Supplied passage -
=== Begin Enclosure ===

The conduct of which Clark complains consists of Lt. Phillips denying her certain privileges, calling her stupid, and yelling at her in an overzealous manner. Although Clark alleges that the Jail tolerated a culture in which male superiors propositioned female recruits, she has provided no evidence to support this allegation. Other than Clark's own statements, Officer Finn's declaration is the only supporting evidence that Clark has submitted. But Officer Finn's declaration provides little support for Clark's contention that the abuse was because of sex. Officer Finn states:
Pam talked with me alot [sic] about how she felt uncomfortable around Lt. Phillips. She spoke with me several times in regards to how she felt threatened when she was around him due to constant verbal abuse. . . . I understood what she was going through because [Lt. Phillips] had treated me the same way when I first started working at the jail. The mistreatment lasted for a year.R. 197-98. Other than the fact that Officer Finn is a woman, nothing in this statement suggests that Lt. Phillips's behavior was motivated by animus toward women. See Gilliam, 474 F.3d at 142 & n.9 (explaining that witness testimony lacking specifics on how supervisor used plaintiff's race to treat her differently failed to support plaintiff's conclusory statements that race motived her adverse treatment). This is particularly true in light of the fact that Lt. Phillips's adverse treatment of Officer Finn subsided after a year.
WTRJA, on the other hand, has demonstrated that Lt. Phillips has difficulty controlling his temper and behaving in a professional manner toward men and women alike. It has submitted evidence that Lt. Phillips received a Letter of Warning on October 30, 2007, for losing his temper and making derogatory statements to male and female subordinates. R. 320. On July 14, 2008, Lt. Phillips received a Notice of Intent to Suspend from Duty Without Pay for yelling at his male supervisor. R. 322-23. On February 4, 2009, Lt. Phillips received a second Letter of Intent to Suspend for arguing with the Jail's medical supervisor and losing his temper on the phone with the Jail's superintendent, both of whom are men. R. 328. Lt. Phillips was never disciplined for exhibiting hostility based on sex. R. 315.

=== End Enclosure ===

What is required -
Continue the court opinion on Clark's harassment claim above, starting right after its last sentence.

Extracted entries -
=== Begin Enclosure ===

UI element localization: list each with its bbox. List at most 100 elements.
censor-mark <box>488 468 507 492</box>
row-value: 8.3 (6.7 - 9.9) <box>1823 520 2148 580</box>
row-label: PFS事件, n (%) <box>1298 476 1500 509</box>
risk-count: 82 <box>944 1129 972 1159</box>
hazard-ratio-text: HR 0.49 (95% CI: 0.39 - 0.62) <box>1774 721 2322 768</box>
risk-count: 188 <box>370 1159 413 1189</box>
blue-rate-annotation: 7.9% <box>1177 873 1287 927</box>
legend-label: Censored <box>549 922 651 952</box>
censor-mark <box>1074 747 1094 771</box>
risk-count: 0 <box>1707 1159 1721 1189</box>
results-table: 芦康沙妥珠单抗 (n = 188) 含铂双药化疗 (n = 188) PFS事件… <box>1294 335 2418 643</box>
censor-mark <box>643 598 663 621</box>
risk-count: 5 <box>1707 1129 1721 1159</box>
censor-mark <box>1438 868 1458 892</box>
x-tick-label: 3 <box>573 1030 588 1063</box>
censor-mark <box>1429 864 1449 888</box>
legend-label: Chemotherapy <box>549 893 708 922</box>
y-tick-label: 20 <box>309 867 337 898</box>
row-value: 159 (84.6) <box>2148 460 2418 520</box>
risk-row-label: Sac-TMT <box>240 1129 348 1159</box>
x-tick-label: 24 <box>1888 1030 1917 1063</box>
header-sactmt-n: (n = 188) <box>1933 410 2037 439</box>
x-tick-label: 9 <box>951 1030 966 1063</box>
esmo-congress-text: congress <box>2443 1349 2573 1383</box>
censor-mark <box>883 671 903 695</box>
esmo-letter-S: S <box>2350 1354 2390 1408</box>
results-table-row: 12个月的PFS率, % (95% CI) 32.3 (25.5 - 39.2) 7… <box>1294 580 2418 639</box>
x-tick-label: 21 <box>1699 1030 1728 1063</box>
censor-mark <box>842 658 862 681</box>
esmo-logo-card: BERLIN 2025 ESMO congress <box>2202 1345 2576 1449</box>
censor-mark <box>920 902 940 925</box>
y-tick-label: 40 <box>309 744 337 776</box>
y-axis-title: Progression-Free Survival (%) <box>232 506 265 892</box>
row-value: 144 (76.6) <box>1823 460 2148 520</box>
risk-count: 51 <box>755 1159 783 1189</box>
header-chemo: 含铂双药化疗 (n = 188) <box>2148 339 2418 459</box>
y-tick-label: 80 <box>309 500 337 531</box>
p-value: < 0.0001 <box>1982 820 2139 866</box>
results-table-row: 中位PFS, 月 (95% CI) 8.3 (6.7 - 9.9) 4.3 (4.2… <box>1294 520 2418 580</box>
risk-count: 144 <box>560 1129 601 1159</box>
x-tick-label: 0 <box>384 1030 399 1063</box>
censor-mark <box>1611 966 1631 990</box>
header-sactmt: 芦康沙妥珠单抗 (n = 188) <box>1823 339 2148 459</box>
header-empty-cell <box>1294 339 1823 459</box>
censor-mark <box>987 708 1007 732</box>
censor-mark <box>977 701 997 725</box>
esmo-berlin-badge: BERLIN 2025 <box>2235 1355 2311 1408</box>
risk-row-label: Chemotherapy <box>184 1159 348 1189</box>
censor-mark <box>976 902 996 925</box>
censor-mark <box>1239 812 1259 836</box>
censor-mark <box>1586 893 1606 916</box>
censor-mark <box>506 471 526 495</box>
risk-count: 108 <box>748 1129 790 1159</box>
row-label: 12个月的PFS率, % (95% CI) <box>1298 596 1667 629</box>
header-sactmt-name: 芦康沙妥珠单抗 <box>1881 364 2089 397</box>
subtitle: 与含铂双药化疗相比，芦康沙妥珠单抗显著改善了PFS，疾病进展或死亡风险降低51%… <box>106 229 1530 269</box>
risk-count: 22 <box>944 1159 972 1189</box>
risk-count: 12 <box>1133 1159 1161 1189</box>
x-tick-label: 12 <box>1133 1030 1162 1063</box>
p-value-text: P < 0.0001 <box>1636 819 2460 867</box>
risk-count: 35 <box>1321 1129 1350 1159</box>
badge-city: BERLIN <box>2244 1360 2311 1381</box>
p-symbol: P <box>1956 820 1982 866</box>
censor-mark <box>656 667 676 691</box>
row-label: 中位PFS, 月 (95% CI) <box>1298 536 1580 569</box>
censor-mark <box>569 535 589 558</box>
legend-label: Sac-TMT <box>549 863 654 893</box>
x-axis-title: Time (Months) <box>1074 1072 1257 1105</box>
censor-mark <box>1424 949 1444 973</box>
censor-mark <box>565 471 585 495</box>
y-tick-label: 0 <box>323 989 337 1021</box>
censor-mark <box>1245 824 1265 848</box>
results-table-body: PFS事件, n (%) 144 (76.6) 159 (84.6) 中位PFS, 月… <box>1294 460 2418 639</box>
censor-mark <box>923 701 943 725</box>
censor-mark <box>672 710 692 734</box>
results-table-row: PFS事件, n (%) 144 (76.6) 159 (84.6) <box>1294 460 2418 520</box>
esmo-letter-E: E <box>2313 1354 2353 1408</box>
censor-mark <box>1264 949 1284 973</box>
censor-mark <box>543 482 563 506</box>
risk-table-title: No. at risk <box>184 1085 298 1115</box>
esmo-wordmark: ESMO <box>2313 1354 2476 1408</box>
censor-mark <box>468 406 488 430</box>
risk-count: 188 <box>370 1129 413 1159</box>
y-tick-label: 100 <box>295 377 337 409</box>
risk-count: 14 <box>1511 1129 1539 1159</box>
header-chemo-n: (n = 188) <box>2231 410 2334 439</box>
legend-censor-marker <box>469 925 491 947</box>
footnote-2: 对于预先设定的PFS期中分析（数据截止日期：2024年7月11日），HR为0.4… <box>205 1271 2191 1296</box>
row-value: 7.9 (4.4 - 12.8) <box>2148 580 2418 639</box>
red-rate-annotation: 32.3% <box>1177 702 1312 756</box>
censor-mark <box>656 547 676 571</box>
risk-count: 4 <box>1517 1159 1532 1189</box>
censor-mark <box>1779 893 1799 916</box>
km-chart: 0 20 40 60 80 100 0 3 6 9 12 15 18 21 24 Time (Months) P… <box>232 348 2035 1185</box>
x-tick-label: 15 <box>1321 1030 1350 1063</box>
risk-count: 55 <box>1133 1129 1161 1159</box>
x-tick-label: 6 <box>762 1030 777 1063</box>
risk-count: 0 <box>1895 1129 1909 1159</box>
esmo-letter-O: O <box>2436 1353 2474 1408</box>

=== End Enclosure ===

Result -
This is not a case in which a jury, presented with a record demonstrating a workplace contaminated with explicit and derogatory references to women, could infer that the plaintiff's adverse treatment was because of sex. See, e.g., Moby-Grant, 630 F.3d at 334. Rather, the record in this case contains no evidence, other than Clark's own statements, that such an environment existed at the Jail. See Gilliam, 474 F.3d at 142. Moreover, the evidence Clark has presented fails to raise a reasonable inference that Lt. Phillips would not have treated Clark in an abusive manner but for the fact that she is a woman.
WTRJA has argued that Clark's evidence is insufficient to support her hostile work environment sexual harassment claim. Having thoroughly reviewed the record, the Court can identify no more than a scintilla of evidence in support of this claim. Accordingly, WTRJA is entitled to summary judgment on Clark's hostile work environment sexual harassment claim.
B. Racial Discrimination Claim
In its prior Opinion and Order, the Court expressed doubt about Clark's ability to establish a prima facie case for race-based discrimination during her employment at the Jail but denied WTRJA's motion for summary judgment because it failed to identify deficiencies in her claim. ECF No. 41 at 26-27. With the instant motion, WTRJA remedies this shortcoming and argues that Clark cannot demonstrate that the treatment of which she complains was racially motivated. The Court agrees.
Title VII makes it unlawful "to discriminate against any individual with respect to his compensation, terms, conditions, or privileges of employment" because of race. 42 U.S.C. § 2000e-2(a)(1); Jones v. Calvert Grp., Ltd., 551 F.3d 297, 300 (4th Cir. 2009). Regardless of the theory of discrimination, the central question in all Title VII employment discrimination claims is whether the employer treated the plaintiff less favorably because of a protected trait. U.S. Postal Serv. Bd. of Governors v. Aikens, 460 U.S. 711, 715 (1983).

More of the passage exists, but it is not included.